:: Source records ::
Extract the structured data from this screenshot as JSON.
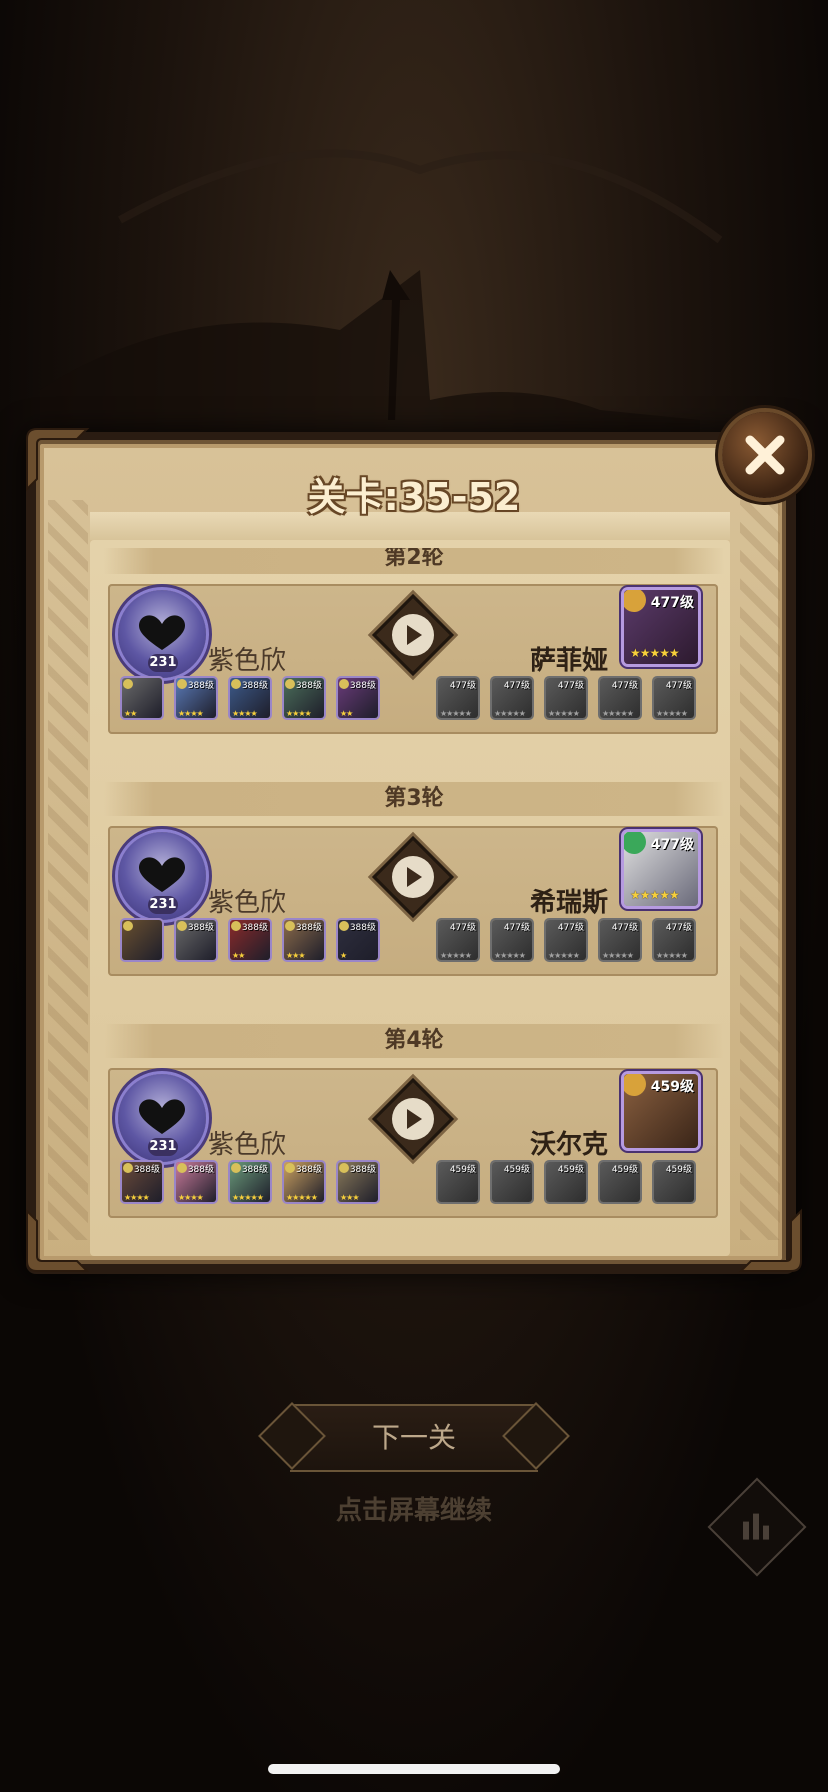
{
  "title": "关卡:35-52",
  "rounds": [
    {
      "label": "第2轮",
      "player": {
        "name": "紫色欣",
        "level": "231"
      },
      "player_team": [
        {
          "level": "",
          "stars": "★★",
          "color": "#6a6a6a"
        },
        {
          "level": "388级",
          "stars": "★★★★",
          "color": "#5a7ab8"
        },
        {
          "level": "388级",
          "stars": "★★★★",
          "color": "#3d5a8a"
        },
        {
          "level": "388级",
          "stars": "★★★★",
          "color": "#4b6e5a"
        },
        {
          "level": "388级",
          "stars": "★★",
          "color": "#6a3b7a"
        }
      ],
      "enemy": {
        "name": "萨菲娅",
        "level": "477级",
        "stars": "★★★★★",
        "faction_color": "#d8a23a",
        "portrait": "#8a2a3a"
      },
      "enemy_team": [
        {
          "level": "477级",
          "stars": "★★★★★"
        },
        {
          "level": "477级",
          "stars": "★★★★★"
        },
        {
          "level": "477级",
          "stars": "★★★★★"
        },
        {
          "level": "477级",
          "stars": "★★★★★"
        },
        {
          "level": "477级",
          "stars": "★★★★★"
        }
      ]
    },
    {
      "label": "第3轮",
      "player": {
        "name": "紫色欣",
        "level": "231"
      },
      "player_team": [
        {
          "level": "",
          "stars": "",
          "color": "#6a5030"
        },
        {
          "level": "388级",
          "stars": "",
          "color": "#6a6a6a"
        },
        {
          "level": "388级",
          "stars": "★★",
          "color": "#8a2a2a"
        },
        {
          "level": "388级",
          "stars": "★★★",
          "color": "#8a6a4a"
        },
        {
          "level": "388级",
          "stars": "★",
          "color": "#2e2e3e"
        }
      ],
      "enemy": {
        "name": "希瑞斯",
        "level": "477级",
        "stars": "★★★★★",
        "faction_color": "#3aa85a",
        "portrait": "#c9c9c9"
      },
      "enemy_team": [
        {
          "level": "477级",
          "stars": "★★★★★"
        },
        {
          "level": "477级",
          "stars": "★★★★★"
        },
        {
          "level": "477级",
          "stars": "★★★★★"
        },
        {
          "level": "477级",
          "stars": "★★★★★"
        },
        {
          "level": "477级",
          "stars": "★★★★★"
        }
      ]
    },
    {
      "label": "第4轮",
      "player": {
        "name": "紫色欣",
        "level": "231"
      },
      "player_team": [
        {
          "level": "388级",
          "stars": "★★★★",
          "color": "#6a4a3a"
        },
        {
          "level": "388级",
          "stars": "★★★★",
          "color": "#c97a9a"
        },
        {
          "level": "388级",
          "stars": "★★★★★",
          "color": "#6a9a7a"
        },
        {
          "level": "388级",
          "stars": "★★★★★",
          "color": "#caa060"
        },
        {
          "level": "388级",
          "stars": "★★★",
          "color": "#8a7a5a"
        }
      ],
      "enemy": {
        "name": "沃尔克",
        "level": "459级",
        "stars": "",
        "faction_color": "#d8a23a",
        "portrait": "#6a4a30"
      },
      "enemy_team": [
        {
          "level": "459级",
          "stars": ""
        },
        {
          "level": "459级",
          "stars": ""
        },
        {
          "level": "459级",
          "stars": ""
        },
        {
          "level": "459级",
          "stars": ""
        },
        {
          "level": "459级",
          "stars": ""
        }
      ]
    }
  ],
  "footer": {
    "next_label": "下一关",
    "hint": "点击屏幕继续"
  }
}
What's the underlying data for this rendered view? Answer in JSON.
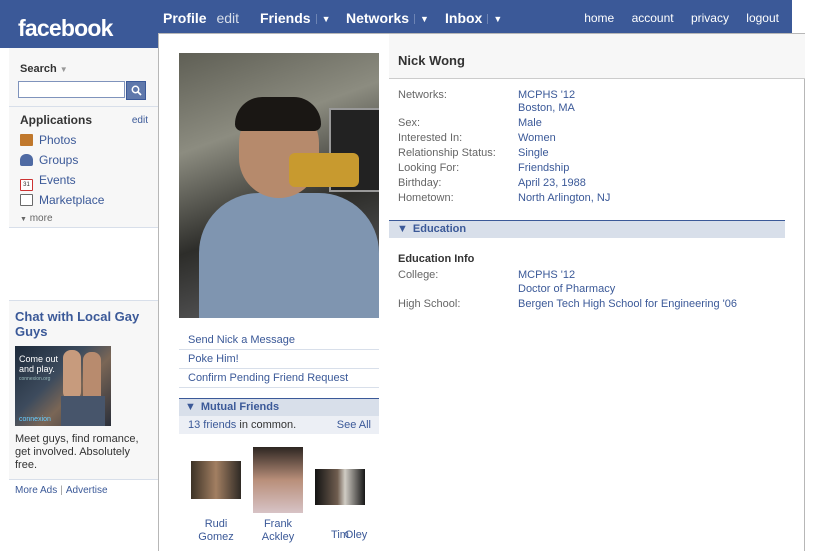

:: Required work ::
Restate the data above exactly, stripping out each image.

:: Task answer ::
Extract the structured data from this screenshot as JSON.
{
  "title": "关卡:35-52",
  "rounds": [
    {
      "label": "第2轮",
      "player": {
        "name": "紫色欣",
        "level": "231"
      },
      "player_team": [
        {
          "level": "",
          "stars": "★★",
          "color": "#6a6a6a"
        },
        {
          "level": "388级",
          "stars": "★★★★",
          "color": "#5a7ab8"
        },
        {
          "level": "388级",
          "stars": "★★★★",
          "color": "#3d5a8a"
        },
        {
          "level": "388级",
          "stars": "★★★★",
          "color": "#4b6e5a"
        },
        {
          "level": "388级",
          "stars": "★★",
          "color": "#6a3b7a"
        }
      ],
      "enemy": {
        "name": "萨菲娅",
        "level": "477级",
        "stars": "★★★★★",
        "faction_color": "#d8a23a",
        "portrait": "#8a2a3a"
      },
      "enemy_team": [
        {
          "level": "477级",
          "stars": "★★★★★"
        },
        {
          "level": "477级",
          "stars": "★★★★★"
        },
        {
          "level": "477级",
          "stars": "★★★★★"
        },
        {
          "level": "477级",
          "stars": "★★★★★"
        },
        {
          "level": "477级",
          "stars": "★★★★★"
        }
      ]
    },
    {
      "label": "第3轮",
      "player": {
        "name": "紫色欣",
        "level": "231"
      },
      "player_team": [
        {
          "level": "",
          "stars": "",
          "color": "#6a5030"
        },
        {
          "level": "388级",
          "stars": "",
          "color": "#6a6a6a"
        },
        {
          "level": "388级",
          "stars": "★★",
          "color": "#8a2a2a"
        },
        {
          "level": "388级",
          "stars": "★★★",
          "color": "#8a6a4a"
        },
        {
          "level": "388级",
          "stars": "★",
          "color": "#2e2e3e"
        }
      ],
      "enemy": {
        "name": "希瑞斯",
        "level": "477级",
        "stars": "★★★★★",
        "faction_color": "#3aa85a",
        "portrait": "#c9c9c9"
      },
      "enemy_team": [
        {
          "level": "477级",
          "stars": "★★★★★"
        },
        {
          "level": "477级",
          "stars": "★★★★★"
        },
        {
          "level": "477级",
          "stars": "★★★★★"
        },
        {
          "level": "477级",
          "stars": "★★★★★"
        },
        {
          "level": "477级",
          "stars": "★★★★★"
        }
      ]
    },
    {
      "label": "第4轮",
      "player": {
        "name": "紫色欣",
        "level": "231"
      },
      "player_team": [
        {
          "level": "388级",
          "stars": "★★★★",
          "color": "#6a4a3a"
        },
        {
          "level": "388级",
          "stars": "★★★★",
          "color": "#c97a9a"
        },
        {
          "level": "388级",
          "stars": "★★★★★",
          "color": "#6a9a7a"
        },
        {
          "level": "388级",
          "stars": "★★★★★",
          "color": "#caa060"
        },
        {
          "level": "388级",
          "stars": "★★★",
          "color": "#8a7a5a"
        }
      ],
      "enemy": {
        "name": "沃尔克",
        "level": "459级",
        "stars": "",
        "faction_color": "#d8a23a",
        "portrait": "#6a4a30"
      },
      "enemy_team": [
        {
          "level": "459级",
          "stars": ""
        },
        {
          "level": "459级",
          "stars": ""
        },
        {
          "level": "459级",
          "stars": ""
        },
        {
          "level": "459级",
          "stars": ""
        },
        {
          "level": "459级",
          "stars": ""
        }
      ]
    }
  ],
  "footer": {
    "next_label": "下一关",
    "hint": "点击屏幕继续"
  }
}
What's the underlying data for this rendered view? Answer in JSON.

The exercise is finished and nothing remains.